▶ Texto fornecido
Isto não pode continuar

Este artigo começa a defender que vivemos em um século notável, não apenas em uma era notável. Artigos anteriores nesta série falaram sobre o futuro estranho que eventualmente poderia estar à nossa frente (talvez daqui a 100 anos, talvez 100.000).

Resumo deste artigo:

  • Estamos acostumados com uma economia mundial que cresce alguns por cento ao ano. Tem sido assim por muitas gerações.
  • Entretanto, esta é uma situação muito incomum. Quando distanciamos a visão para abranger toda a história, vemos que o crescimento vem acelerando; que está perto de seu ápice histórico; e não poderá manter essa velocidade por muito mais tempo (não há átomos suficientes na galáxia para sustentar essa taxa de crescimento por mais 10.000 anos).
  • O mundo não pode simplesmente continuar crescendo nesse ritmo indefinidamente. Devemos estar preparados para outras possibilidades: estagnação (o crescimento desacelera ou termina), explosão (o crescimento acelera ainda mais, antes de atingir seus limites) e colapso (alguns desastres destroem a economia).

Os tempos em que vivemos são inusitados e instáveis. Não devemos nos surpreender se algo estranho acontecer, como uma explosão no progresso econômico e científico, levando à maturidade tecnológica. Na verdade, tal explosão estaria, de certa forma, seguindo tendências atuais.

Desde que qualquer um de nós consegue se lembrar, a economia mundial cresceu48 alguns por cento ao ano, em média. Alguns anos apresentam mais ou menos crescimento do que outros anos, mas o crescimento tem sido, em geral, bastante estável.49 Chamarei isso de mundo “como de costume”.

▶ O que fazer
(1) Transcreva do texto sobre o crescimento da economia mundial o trecho que se abre com as palavras em que aparece "Este artigo começa" e se fecha com "anos, talvez 100.000).".
(2) De acordo com o texto sobre o crescimento da economia mundial, por que essa taxa de crescimento não poderia se manter por mais 10.000 anos?
(3) Diga se cada afirmação combina com o texto sobre o crescimento da economia mundial, respondendo sim ou não e citando as palavras do texto que decidem a questão.
(a) A economia mundial cresce alguns por cento ao ano há muitas gerações.
(b) Ao longo de toda a história, o crescimento vem desacelerando.
(c) No colapso, o crescimento acelera ainda mais antes de atingir seus limites.

▶ Dados fornecidos
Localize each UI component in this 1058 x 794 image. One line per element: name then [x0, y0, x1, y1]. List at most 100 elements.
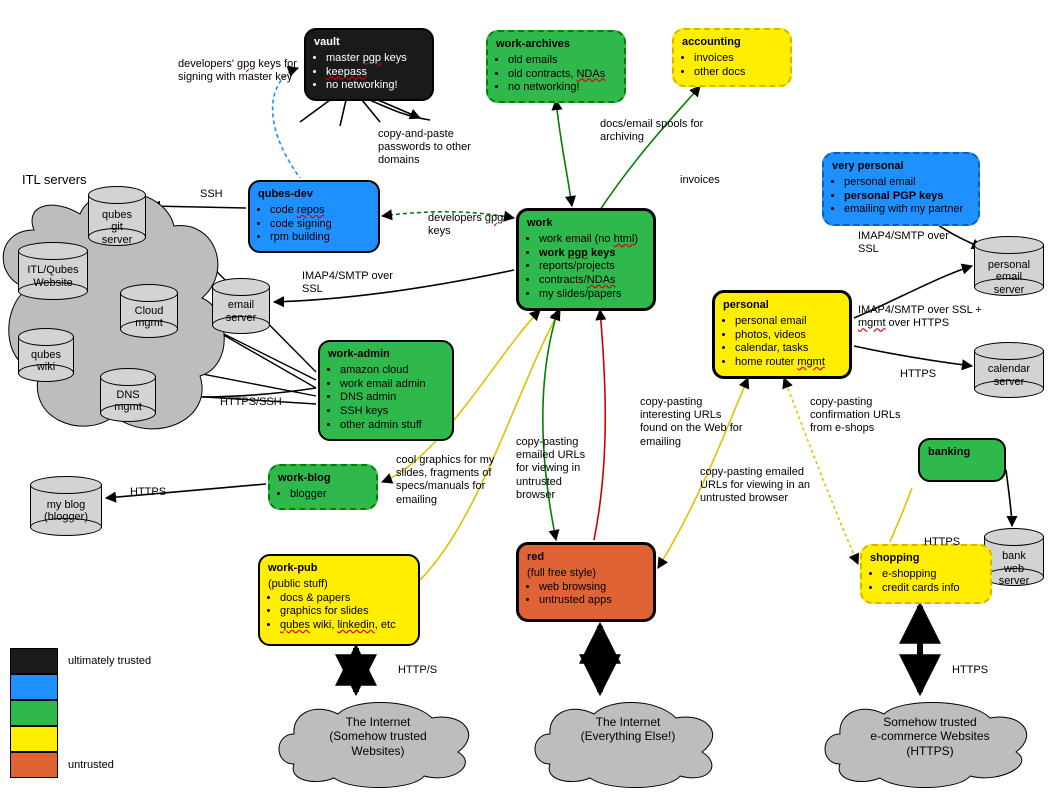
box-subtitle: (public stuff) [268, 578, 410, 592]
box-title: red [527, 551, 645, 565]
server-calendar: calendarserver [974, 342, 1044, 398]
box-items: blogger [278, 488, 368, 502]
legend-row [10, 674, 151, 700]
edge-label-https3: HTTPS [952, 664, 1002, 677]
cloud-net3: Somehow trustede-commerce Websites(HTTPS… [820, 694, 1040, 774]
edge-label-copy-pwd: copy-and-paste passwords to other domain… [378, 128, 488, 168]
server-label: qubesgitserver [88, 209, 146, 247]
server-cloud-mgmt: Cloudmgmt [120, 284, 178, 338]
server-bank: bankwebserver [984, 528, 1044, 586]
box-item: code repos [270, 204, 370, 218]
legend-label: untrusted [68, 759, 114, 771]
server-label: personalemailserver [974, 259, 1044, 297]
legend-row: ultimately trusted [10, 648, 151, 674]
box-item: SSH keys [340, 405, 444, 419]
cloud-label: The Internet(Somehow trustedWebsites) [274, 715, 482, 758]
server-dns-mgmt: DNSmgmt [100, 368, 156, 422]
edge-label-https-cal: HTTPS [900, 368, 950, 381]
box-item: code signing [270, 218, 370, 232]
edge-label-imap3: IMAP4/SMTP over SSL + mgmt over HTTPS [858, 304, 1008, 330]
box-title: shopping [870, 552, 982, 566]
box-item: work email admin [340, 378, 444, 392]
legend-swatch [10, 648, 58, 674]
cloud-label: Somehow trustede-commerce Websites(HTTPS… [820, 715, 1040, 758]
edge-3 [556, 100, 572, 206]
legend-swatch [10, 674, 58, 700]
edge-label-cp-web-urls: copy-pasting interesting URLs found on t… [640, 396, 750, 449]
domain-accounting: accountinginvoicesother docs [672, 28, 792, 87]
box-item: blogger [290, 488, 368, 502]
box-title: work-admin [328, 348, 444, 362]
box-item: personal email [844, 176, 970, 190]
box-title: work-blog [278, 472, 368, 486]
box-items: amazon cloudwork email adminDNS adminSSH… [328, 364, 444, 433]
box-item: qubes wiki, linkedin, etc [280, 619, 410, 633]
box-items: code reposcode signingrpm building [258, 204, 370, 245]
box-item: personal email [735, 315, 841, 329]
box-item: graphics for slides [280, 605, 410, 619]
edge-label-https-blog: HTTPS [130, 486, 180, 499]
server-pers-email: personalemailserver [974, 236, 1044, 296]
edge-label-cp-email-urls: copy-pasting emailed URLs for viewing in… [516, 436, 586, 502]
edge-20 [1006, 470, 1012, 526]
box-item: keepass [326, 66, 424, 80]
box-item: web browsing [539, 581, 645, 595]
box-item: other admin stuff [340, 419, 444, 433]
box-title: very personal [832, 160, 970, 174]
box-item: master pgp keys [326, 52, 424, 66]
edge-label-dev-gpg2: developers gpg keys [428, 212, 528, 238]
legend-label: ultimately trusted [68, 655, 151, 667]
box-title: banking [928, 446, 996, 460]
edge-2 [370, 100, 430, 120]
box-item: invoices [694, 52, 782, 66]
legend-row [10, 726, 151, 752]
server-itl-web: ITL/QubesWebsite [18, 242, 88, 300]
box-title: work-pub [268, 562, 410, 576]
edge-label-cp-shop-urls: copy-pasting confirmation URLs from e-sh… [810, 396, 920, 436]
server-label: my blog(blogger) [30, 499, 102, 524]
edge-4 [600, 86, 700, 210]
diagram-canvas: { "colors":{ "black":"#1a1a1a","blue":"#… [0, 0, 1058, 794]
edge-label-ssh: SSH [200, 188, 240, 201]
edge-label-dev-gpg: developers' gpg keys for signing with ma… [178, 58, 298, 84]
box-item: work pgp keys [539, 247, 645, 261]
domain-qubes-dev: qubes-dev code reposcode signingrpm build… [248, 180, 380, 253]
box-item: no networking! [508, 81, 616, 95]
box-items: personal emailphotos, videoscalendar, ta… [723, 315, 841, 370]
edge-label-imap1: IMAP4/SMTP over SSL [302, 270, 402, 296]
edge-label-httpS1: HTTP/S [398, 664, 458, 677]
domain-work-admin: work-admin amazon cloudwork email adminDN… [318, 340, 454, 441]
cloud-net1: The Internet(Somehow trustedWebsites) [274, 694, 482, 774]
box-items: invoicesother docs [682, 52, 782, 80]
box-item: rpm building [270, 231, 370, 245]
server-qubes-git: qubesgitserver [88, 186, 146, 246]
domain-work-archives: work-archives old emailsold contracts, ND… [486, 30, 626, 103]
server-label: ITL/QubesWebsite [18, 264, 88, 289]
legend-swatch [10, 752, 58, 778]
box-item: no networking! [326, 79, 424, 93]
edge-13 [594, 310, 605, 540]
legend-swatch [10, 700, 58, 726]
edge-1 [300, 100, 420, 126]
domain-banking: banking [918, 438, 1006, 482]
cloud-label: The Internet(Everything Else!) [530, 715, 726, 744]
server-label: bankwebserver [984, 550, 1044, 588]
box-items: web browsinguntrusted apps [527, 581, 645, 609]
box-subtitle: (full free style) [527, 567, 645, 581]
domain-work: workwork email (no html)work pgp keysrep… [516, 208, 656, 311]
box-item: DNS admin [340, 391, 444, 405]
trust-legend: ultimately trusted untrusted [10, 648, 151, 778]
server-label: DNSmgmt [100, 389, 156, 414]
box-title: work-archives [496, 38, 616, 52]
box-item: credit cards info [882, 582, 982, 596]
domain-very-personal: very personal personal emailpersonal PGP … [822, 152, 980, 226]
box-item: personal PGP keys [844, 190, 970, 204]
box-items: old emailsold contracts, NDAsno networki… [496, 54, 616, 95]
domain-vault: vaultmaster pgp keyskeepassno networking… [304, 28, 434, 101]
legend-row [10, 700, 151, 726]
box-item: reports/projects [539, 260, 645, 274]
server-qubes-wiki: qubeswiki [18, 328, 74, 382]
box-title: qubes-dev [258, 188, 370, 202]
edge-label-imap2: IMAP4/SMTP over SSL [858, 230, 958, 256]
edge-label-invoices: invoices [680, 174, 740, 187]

* * *

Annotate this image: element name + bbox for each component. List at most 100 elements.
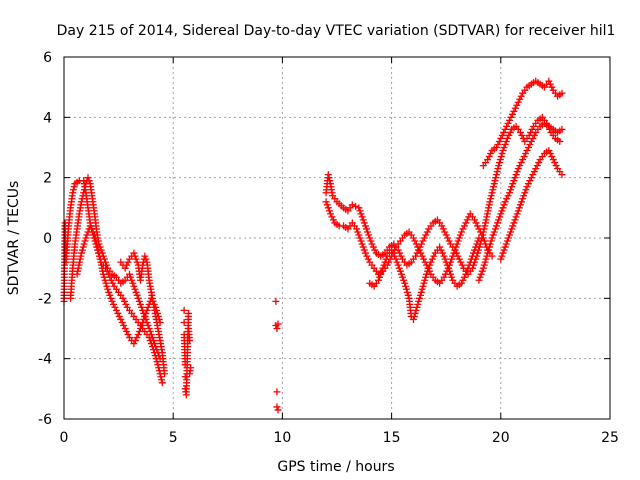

▶ Respostas
(1)
Este artigo começa a defender que vivemos em um século notável, não apenas em uma era notável. Artigos anteriores nesta série falaram sobre o futuro estranho que eventualmente poderia estar à nossa frente (talvez daqui a 100 anos, talvez 100.000).

(2) Porque não há átomos suficientes na galáxia para sustentar essa taxa de crescimento por mais 10.000 anos.

(3)
(a) Sim: "Tem sido assim por muitas gerações."
(b) Não: "vemos que o crescimento vem acelerando"
(c) Não: "colapso (alguns desastres destroem a economia)"